GOAL:
Could you print every record below exactly as it appears?

TASK INPUTS:

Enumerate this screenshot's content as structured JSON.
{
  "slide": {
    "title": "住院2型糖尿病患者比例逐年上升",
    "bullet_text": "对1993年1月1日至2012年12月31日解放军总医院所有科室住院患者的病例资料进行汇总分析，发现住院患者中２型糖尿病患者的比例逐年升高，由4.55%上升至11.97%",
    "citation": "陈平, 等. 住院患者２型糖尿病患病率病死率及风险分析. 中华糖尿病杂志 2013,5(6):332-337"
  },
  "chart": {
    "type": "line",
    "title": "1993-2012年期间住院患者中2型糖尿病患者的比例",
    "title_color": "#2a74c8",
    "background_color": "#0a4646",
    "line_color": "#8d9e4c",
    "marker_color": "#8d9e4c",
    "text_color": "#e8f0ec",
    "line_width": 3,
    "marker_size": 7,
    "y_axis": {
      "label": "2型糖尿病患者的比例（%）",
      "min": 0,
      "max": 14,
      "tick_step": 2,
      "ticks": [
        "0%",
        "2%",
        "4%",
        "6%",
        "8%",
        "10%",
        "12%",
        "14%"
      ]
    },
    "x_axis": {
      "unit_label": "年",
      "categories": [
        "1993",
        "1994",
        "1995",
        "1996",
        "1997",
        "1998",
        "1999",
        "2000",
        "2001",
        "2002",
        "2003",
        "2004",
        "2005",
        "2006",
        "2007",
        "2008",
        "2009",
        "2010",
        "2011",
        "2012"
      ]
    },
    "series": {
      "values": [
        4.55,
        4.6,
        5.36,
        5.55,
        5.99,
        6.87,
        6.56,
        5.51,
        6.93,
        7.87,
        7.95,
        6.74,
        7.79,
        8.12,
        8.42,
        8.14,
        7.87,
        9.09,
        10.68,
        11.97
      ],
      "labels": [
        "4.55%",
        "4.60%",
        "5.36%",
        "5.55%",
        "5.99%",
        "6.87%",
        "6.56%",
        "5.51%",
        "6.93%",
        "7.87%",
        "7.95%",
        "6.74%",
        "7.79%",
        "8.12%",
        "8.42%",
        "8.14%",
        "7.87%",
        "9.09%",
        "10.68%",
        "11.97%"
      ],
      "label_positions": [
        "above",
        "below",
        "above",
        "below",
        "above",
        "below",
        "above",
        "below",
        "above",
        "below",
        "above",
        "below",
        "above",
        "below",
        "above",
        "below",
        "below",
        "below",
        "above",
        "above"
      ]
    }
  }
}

ANSWER TO THIS TASK:
Enumerate this screenshot's content as structured JSON.
{
  "slide": {
    "title": "住院2型糖尿病患者比例逐年上升",
    "bullet_text": "对1993年1月1日至2012年12月31日解放军总医院所有科室住院患者的病例资料进行汇总分析，发现住院患者中２型糖尿病患者的比例逐年升高，由4.55%上升至11.97%",
    "citation": "陈平, 等. 住院患者２型糖尿病患病率病死率及风险分析. 中华糖尿病杂志 2013,5(6):332-337"
  },
  "chart": {
    "type": "line",
    "title": "1993-2012年期间住院患者中2型糖尿病患者的比例",
    "title_color": "#2a74c8",
    "background_color": "#0a4646",
    "line_color": "#8d9e4c",
    "marker_color": "#8d9e4c",
    "text_color": "#e8f0ec",
    "line_width": 3,
    "marker_size": 7,
    "y_axis": {
      "label": "2型糖尿病患者的比例（%）",
      "min": 0,
      "max": 14,
      "tick_step": 2,
      "ticks": [
        "0%",
        "2%",
        "4%",
        "6%",
        "8%",
        "10%",
        "12%",
        "14%"
      ]
    },
    "x_axis": {
      "unit_label": "年",
      "categories": [
        "1993",
        "1994",
        "1995",
        "1996",
        "1997",
        "1998",
        "1999",
        "2000",
        "2001",
        "2002",
        "2003",
        "2004",
        "2005",
        "2006",
        "2007",
        "2008",
        "2009",
        "2010",
        "2011",
        "2012"
      ]
    },
    "series": {
      "values": [
        4.55,
        4.6,
        5.36,
        5.55,
        5.99,
        6.87,
        6.56,
        5.51,
        6.93,
        7.87,
        7.95,
        6.74,
        7.79,
        8.12,
        8.42,
        8.14,
        7.87,
        9.09,
        10.68,
        11.97
      ],
      "labels": [
        "4.55%",
        "4.60%",
        "5.36%",
        "5.55%",
        "5.99%",
        "6.87%",
        "6.56%",
        "5.51%",
        "6.93%",
        "7.87%",
        "7.95%",
        "6.74%",
        "7.79%",
        "8.12%",
        "8.42%",
        "8.14%",
        "7.87%",
        "9.09%",
        "10.68%",
        "11.97%"
      ],
      "label_positions": [
        "above",
        "below",
        "above",
        "below",
        "above",
        "below",
        "above",
        "below",
        "above",
        "below",
        "above",
        "below",
        "above",
        "below",
        "above",
        "below",
        "below",
        "below",
        "above",
        "above"
      ]
    }
  }
}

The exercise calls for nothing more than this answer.